Available records
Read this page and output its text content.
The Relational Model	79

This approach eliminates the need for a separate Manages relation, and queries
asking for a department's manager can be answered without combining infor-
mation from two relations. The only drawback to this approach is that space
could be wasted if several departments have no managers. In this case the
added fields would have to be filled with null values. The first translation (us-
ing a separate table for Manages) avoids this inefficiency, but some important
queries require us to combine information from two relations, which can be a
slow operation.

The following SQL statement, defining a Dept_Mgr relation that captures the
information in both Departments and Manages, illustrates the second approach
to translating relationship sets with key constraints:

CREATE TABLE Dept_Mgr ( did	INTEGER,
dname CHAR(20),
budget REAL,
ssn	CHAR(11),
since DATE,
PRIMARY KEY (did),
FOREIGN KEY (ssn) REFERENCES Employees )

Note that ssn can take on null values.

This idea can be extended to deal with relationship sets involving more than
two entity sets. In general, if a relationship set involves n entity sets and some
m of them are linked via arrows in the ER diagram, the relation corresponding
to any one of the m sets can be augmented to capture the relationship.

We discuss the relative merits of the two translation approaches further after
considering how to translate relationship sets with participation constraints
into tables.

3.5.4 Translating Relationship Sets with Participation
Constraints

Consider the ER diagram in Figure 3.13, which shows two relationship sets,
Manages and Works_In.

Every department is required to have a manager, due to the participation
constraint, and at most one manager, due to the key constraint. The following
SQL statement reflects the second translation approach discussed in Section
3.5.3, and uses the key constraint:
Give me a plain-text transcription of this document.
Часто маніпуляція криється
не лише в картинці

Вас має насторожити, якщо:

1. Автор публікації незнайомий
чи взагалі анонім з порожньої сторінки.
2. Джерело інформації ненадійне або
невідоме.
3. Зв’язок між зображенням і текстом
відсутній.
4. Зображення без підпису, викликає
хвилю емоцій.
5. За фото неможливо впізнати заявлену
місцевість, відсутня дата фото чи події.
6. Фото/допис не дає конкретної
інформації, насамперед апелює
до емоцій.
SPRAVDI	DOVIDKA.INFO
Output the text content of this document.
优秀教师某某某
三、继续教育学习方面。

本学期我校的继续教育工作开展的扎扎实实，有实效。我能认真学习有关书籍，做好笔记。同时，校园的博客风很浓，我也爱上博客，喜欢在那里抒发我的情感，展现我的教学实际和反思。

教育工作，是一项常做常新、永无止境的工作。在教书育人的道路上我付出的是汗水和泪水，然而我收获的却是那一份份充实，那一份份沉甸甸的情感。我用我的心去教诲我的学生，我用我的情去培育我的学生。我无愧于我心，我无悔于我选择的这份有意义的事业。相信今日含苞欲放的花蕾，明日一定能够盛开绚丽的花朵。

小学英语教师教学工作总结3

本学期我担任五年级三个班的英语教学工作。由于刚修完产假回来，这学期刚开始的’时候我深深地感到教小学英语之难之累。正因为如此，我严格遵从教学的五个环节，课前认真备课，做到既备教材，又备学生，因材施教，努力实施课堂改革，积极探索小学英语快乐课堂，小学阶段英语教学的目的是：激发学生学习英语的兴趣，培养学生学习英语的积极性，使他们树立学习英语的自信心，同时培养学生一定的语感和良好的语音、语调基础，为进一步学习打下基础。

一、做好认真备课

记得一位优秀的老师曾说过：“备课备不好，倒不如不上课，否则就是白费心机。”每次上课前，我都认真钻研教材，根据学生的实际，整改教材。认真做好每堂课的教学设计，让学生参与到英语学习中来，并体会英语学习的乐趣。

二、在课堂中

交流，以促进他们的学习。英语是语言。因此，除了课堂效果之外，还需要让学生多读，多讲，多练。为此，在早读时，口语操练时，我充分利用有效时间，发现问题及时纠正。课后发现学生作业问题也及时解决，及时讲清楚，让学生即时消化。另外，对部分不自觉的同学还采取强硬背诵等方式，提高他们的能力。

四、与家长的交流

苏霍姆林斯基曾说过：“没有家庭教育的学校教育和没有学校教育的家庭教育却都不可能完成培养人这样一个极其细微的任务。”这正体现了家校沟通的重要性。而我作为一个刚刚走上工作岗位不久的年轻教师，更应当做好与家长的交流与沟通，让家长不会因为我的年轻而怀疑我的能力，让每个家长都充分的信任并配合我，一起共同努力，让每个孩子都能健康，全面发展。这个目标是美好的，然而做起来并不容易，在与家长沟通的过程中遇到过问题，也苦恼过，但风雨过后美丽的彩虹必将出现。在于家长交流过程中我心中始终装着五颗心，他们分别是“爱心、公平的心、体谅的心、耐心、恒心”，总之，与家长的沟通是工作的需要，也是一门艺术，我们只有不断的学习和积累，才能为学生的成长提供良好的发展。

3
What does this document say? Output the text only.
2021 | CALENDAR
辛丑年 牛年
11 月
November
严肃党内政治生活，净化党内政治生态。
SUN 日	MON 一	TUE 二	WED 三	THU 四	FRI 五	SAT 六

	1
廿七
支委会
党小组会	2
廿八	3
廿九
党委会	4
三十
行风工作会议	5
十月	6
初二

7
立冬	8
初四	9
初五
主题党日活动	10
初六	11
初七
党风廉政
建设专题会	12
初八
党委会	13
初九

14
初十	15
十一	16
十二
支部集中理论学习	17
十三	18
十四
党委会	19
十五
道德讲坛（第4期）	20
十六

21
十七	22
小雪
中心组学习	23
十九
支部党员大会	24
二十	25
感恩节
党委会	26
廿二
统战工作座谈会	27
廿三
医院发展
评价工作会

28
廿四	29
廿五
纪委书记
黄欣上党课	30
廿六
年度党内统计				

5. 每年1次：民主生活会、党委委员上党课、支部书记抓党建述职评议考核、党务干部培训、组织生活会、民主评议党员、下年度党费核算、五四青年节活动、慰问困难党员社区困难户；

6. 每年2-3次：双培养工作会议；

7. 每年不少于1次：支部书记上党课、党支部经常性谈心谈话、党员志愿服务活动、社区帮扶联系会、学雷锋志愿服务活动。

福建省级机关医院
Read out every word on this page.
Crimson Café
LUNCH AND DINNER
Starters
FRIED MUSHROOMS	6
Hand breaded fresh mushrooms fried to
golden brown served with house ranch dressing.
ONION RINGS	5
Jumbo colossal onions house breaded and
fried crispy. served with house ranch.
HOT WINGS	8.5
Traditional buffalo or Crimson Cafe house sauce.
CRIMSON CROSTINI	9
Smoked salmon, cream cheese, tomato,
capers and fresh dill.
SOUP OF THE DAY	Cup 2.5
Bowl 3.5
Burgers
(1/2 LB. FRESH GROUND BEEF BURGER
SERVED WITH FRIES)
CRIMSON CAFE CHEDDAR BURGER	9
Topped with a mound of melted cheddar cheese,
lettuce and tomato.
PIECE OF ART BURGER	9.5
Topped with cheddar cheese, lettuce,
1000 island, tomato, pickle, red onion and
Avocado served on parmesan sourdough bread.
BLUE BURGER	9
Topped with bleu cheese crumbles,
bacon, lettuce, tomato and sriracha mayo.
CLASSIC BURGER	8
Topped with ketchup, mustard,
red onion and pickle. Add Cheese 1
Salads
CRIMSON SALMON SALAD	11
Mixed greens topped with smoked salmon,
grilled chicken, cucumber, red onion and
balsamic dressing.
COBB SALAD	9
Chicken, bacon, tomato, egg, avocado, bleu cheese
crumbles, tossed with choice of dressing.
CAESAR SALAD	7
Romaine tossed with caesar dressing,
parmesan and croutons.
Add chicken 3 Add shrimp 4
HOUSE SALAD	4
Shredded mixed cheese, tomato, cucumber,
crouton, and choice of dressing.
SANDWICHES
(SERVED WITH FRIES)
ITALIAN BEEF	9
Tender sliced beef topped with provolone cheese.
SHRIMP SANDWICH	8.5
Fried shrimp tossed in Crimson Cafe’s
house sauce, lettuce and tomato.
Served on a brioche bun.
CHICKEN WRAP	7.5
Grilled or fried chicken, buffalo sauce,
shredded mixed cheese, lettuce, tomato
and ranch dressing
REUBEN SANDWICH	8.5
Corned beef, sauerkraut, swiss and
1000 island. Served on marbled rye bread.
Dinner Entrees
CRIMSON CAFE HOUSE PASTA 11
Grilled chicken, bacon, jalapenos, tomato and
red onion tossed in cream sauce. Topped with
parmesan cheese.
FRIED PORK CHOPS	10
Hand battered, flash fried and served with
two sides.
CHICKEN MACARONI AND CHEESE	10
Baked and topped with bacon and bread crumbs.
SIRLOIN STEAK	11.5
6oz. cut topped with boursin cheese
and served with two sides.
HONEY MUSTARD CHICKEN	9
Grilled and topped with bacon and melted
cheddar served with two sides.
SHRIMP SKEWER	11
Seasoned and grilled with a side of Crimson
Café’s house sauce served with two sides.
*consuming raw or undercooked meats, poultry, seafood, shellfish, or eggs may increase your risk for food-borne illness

Objective
Extract every line above that contains the word "some".

Right answer
ing a separate table for Manages) avoids this inefficiency, but some important
two entity sets. In general, if a relationship set involves n entity sets and some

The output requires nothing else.